GIVEN TASK – Collect each line containing "text".

SUPPLIED DATA –
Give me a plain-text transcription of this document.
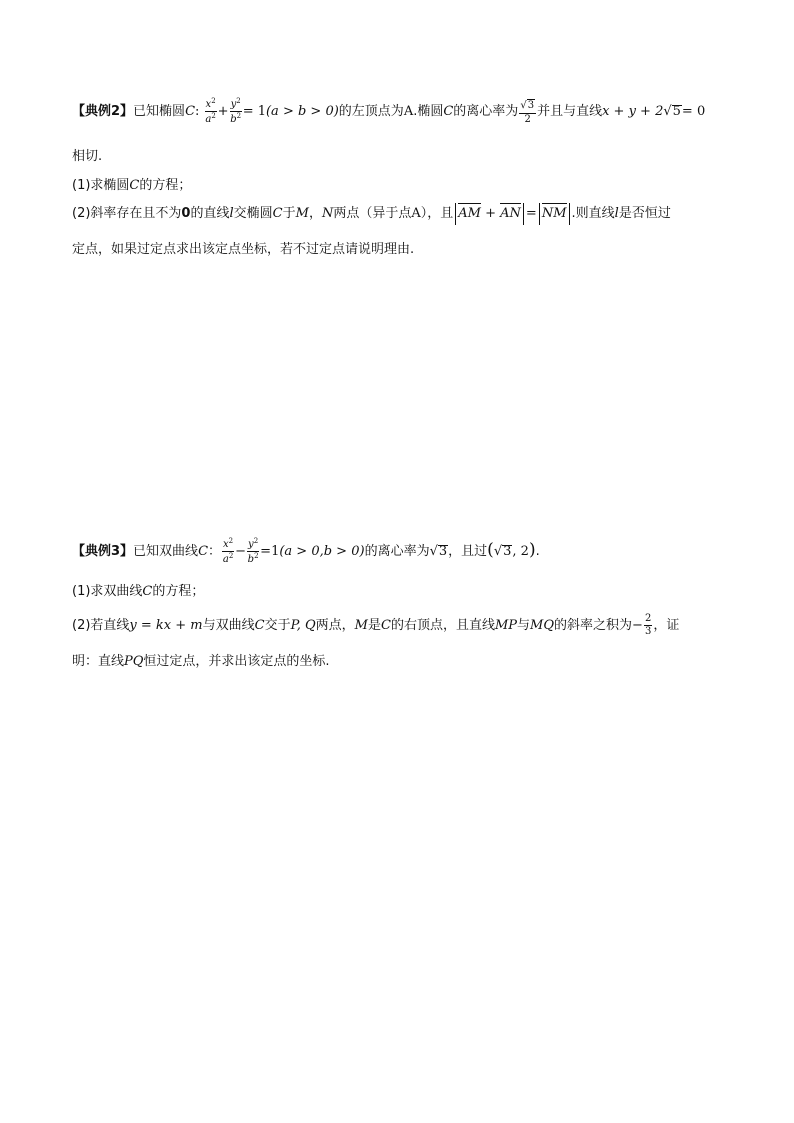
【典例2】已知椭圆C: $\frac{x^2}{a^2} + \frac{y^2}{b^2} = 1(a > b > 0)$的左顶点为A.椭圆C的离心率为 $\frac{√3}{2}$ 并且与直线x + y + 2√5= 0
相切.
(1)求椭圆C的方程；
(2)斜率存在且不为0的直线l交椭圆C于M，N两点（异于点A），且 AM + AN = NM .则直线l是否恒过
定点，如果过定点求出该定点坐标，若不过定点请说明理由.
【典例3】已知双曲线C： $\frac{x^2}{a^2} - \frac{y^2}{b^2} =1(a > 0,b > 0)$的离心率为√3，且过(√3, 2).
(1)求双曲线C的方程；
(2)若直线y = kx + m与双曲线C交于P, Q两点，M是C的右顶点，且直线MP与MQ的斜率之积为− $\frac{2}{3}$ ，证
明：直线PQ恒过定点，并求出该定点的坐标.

==

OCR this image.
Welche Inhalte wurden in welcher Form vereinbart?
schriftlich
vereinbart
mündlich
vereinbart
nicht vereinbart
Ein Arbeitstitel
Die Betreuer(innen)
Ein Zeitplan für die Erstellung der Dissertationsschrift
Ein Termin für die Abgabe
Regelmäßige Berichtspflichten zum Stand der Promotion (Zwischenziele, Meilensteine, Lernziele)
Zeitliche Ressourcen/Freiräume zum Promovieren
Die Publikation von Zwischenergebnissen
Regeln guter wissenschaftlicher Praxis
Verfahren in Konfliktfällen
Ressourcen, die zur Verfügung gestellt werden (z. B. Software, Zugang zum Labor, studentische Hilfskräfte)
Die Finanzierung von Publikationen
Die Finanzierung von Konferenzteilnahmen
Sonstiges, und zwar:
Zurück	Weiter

==

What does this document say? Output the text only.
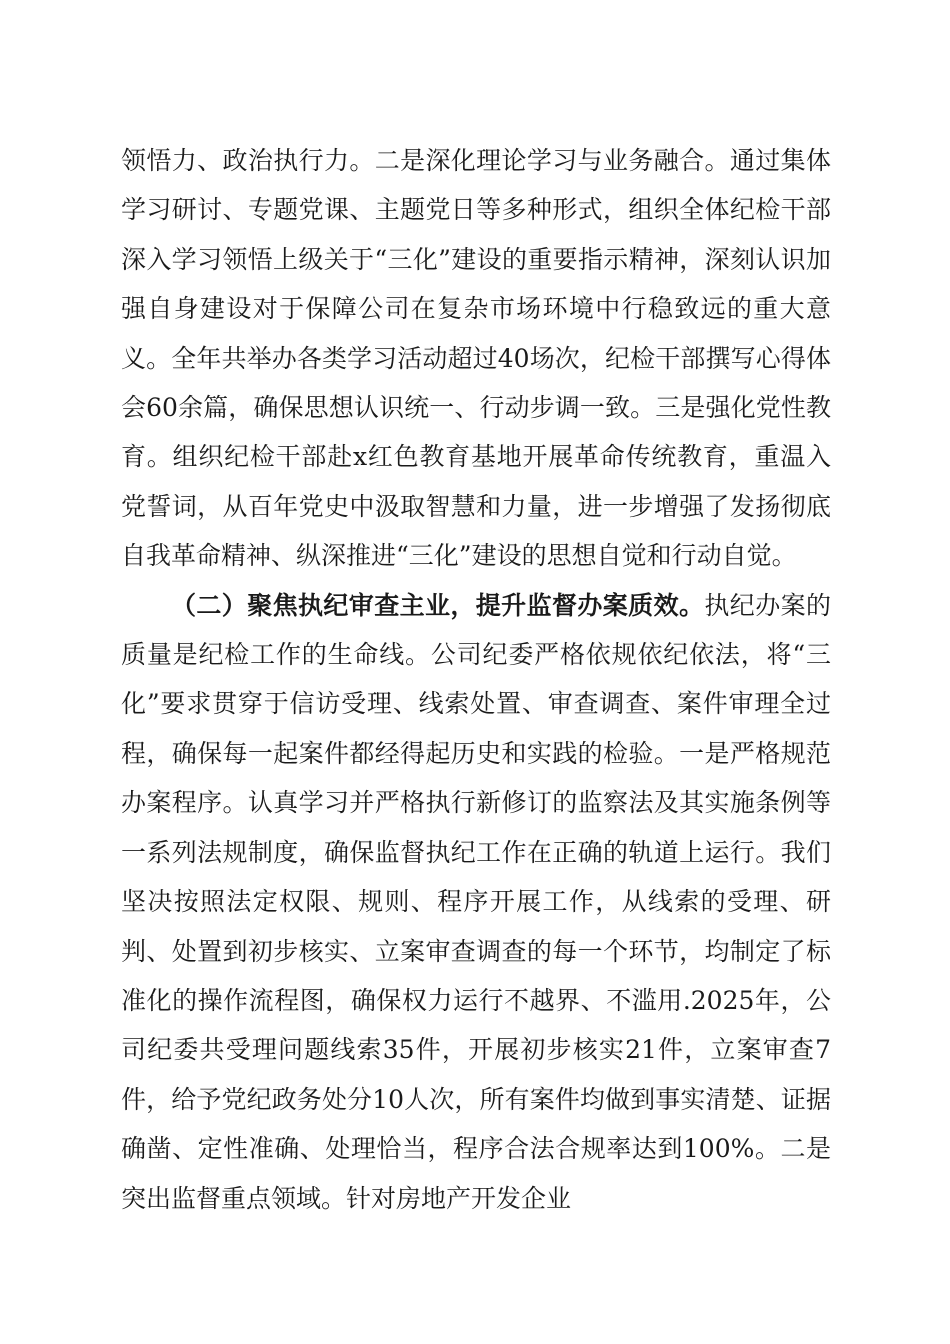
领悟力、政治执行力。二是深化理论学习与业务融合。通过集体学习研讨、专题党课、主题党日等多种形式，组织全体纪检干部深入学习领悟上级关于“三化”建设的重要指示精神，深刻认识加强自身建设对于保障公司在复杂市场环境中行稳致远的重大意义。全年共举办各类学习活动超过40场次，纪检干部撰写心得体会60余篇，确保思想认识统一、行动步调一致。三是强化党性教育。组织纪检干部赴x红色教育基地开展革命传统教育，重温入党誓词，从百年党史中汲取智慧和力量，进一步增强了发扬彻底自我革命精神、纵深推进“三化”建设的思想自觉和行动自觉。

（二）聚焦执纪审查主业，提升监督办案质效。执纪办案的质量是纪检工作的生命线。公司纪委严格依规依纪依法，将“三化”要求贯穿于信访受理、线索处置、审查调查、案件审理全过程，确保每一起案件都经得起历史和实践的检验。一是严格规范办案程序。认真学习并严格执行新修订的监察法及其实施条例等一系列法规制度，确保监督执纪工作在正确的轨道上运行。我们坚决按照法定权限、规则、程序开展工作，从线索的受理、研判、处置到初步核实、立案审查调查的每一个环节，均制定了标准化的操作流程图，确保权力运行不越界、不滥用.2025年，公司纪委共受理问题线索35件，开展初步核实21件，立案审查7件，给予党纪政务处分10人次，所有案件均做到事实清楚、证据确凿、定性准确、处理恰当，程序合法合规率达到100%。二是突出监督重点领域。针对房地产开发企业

EXERCISE RESPONSE –
Give me a plain-text transcription of this document.
What does this document say? Output the text only.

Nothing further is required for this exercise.